[Entries from a dataset]

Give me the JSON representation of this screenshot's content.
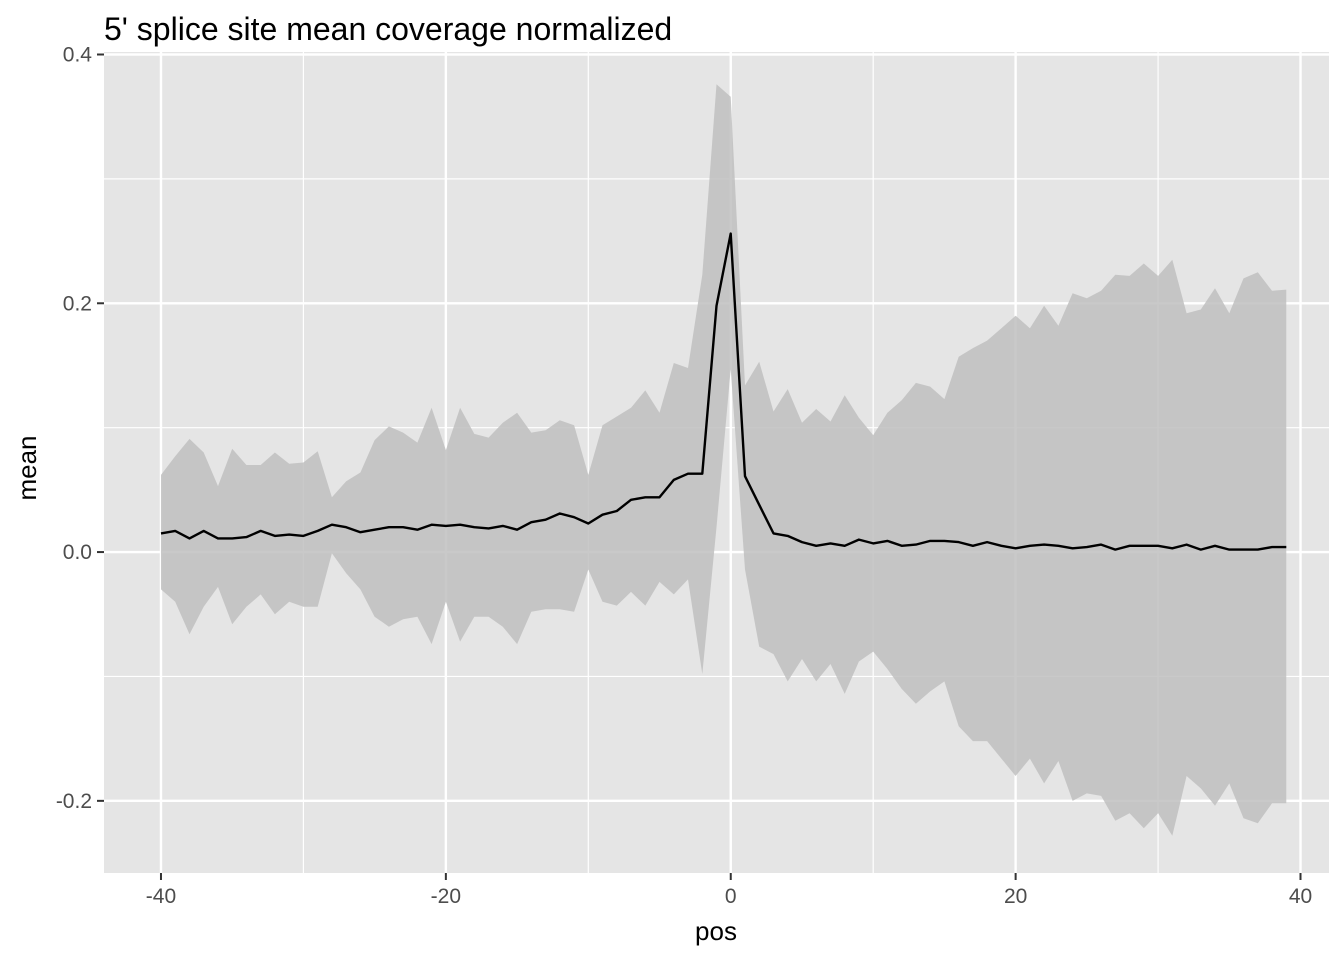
{
  "chart_data": {
    "type": "line",
    "title": "5' splice site mean coverage normalized",
    "xlabel": "pos",
    "ylabel": "mean",
    "xlim": [
      -44,
      42
    ],
    "ylim": [
      -0.258,
      0.402
    ],
    "x_ticks": [
      -40,
      -20,
      0,
      20,
      40
    ],
    "x_tick_labels": [
      "-40",
      "-20",
      "0",
      "20",
      "40"
    ],
    "y_ticks": [
      -0.2,
      0.0,
      0.2,
      0.4
    ],
    "y_tick_labels": [
      "-0.2",
      "0.0",
      "0.2",
      "0.4"
    ],
    "grid": true,
    "legend": "none",
    "colors": {
      "panel": "#e5e5e5",
      "grid": "#ffffff",
      "ribbon": "#bfbfbf",
      "line": "#000000"
    },
    "x": [
      -40,
      -39,
      -38,
      -37,
      -36,
      -35,
      -34,
      -33,
      -32,
      -31,
      -30,
      -29,
      -28,
      -27,
      -26,
      -25,
      -24,
      -23,
      -22,
      -21,
      -20,
      -19,
      -18,
      -17,
      -16,
      -15,
      -14,
      -13,
      -12,
      -11,
      -10,
      -9,
      -8,
      -7,
      -6,
      -5,
      -4,
      -3,
      -2,
      -1,
      0,
      1,
      2,
      3,
      4,
      5,
      6,
      7,
      8,
      9,
      10,
      11,
      12,
      13,
      14,
      15,
      16,
      17,
      18,
      19,
      20,
      21,
      22,
      23,
      24,
      25,
      26,
      27,
      28,
      29,
      30,
      31,
      32,
      33,
      34,
      35,
      36,
      37,
      38,
      39
    ],
    "series": [
      {
        "values": [
          0.015,
          0.017,
          0.011,
          0.017,
          0.011,
          0.011,
          0.012,
          0.017,
          0.013,
          0.014,
          0.013,
          0.017,
          0.022,
          0.02,
          0.016,
          0.018,
          0.02,
          0.02,
          0.018,
          0.022,
          0.021,
          0.022,
          0.02,
          0.019,
          0.021,
          0.018,
          0.024,
          0.026,
          0.031,
          0.028,
          0.023,
          0.03,
          0.033,
          0.042,
          0.044,
          0.044,
          0.058,
          0.063,
          0.063,
          0.198,
          0.256,
          0.061,
          0.038,
          0.015,
          0.013,
          0.008,
          0.005,
          0.007,
          0.005,
          0.01,
          0.007,
          0.009,
          0.005,
          0.006,
          0.009,
          0.009,
          0.008,
          0.005,
          0.008,
          0.005,
          0.003,
          0.005,
          0.006,
          0.005,
          0.003,
          0.004,
          0.006,
          0.002,
          0.005,
          0.005,
          0.005,
          0.003,
          0.006,
          0.002,
          0.005,
          0.002,
          0.002,
          0.002,
          0.004,
          0.004
        ],
        "lower": [
          -0.03,
          -0.04,
          -0.066,
          -0.044,
          -0.028,
          -0.058,
          -0.044,
          -0.034,
          -0.05,
          -0.04,
          -0.044,
          -0.044,
          -0.001,
          -0.017,
          -0.03,
          -0.052,
          -0.06,
          -0.054,
          -0.052,
          -0.074,
          -0.04,
          -0.072,
          -0.052,
          -0.052,
          -0.06,
          -0.074,
          -0.048,
          -0.046,
          -0.046,
          -0.048,
          -0.014,
          -0.04,
          -0.043,
          -0.032,
          -0.043,
          -0.024,
          -0.034,
          -0.022,
          -0.098,
          0.02,
          0.147,
          -0.014,
          -0.076,
          -0.082,
          -0.104,
          -0.086,
          -0.104,
          -0.09,
          -0.114,
          -0.088,
          -0.08,
          -0.094,
          -0.11,
          -0.122,
          -0.112,
          -0.104,
          -0.14,
          -0.152,
          -0.152,
          -0.166,
          -0.18,
          -0.166,
          -0.186,
          -0.168,
          -0.2,
          -0.194,
          -0.196,
          -0.216,
          -0.21,
          -0.222,
          -0.21,
          -0.228,
          -0.18,
          -0.19,
          -0.204,
          -0.186,
          -0.214,
          -0.218,
          -0.202,
          -0.202
        ],
        "upper": [
          0.062,
          0.077,
          0.091,
          0.08,
          0.053,
          0.083,
          0.07,
          0.07,
          0.08,
          0.071,
          0.072,
          0.081,
          0.044,
          0.057,
          0.064,
          0.09,
          0.101,
          0.096,
          0.088,
          0.116,
          0.082,
          0.116,
          0.095,
          0.092,
          0.104,
          0.112,
          0.096,
          0.098,
          0.106,
          0.102,
          0.062,
          0.102,
          0.109,
          0.116,
          0.13,
          0.112,
          0.152,
          0.148,
          0.223,
          0.376,
          0.366,
          0.134,
          0.153,
          0.113,
          0.131,
          0.104,
          0.115,
          0.105,
          0.126,
          0.108,
          0.094,
          0.112,
          0.122,
          0.136,
          0.133,
          0.123,
          0.157,
          0.164,
          0.17,
          0.18,
          0.19,
          0.18,
          0.198,
          0.182,
          0.208,
          0.204,
          0.21,
          0.223,
          0.222,
          0.232,
          0.222,
          0.235,
          0.192,
          0.195,
          0.212,
          0.192,
          0.22,
          0.225,
          0.21,
          0.211
        ]
      }
    ]
  }
}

_What needs to be done_
Collect, from the material above, every line containing the word "mean".

_Result of the exercise_
    "title": "5' splice site mean coverage normalized",
    "ylabel": "mean",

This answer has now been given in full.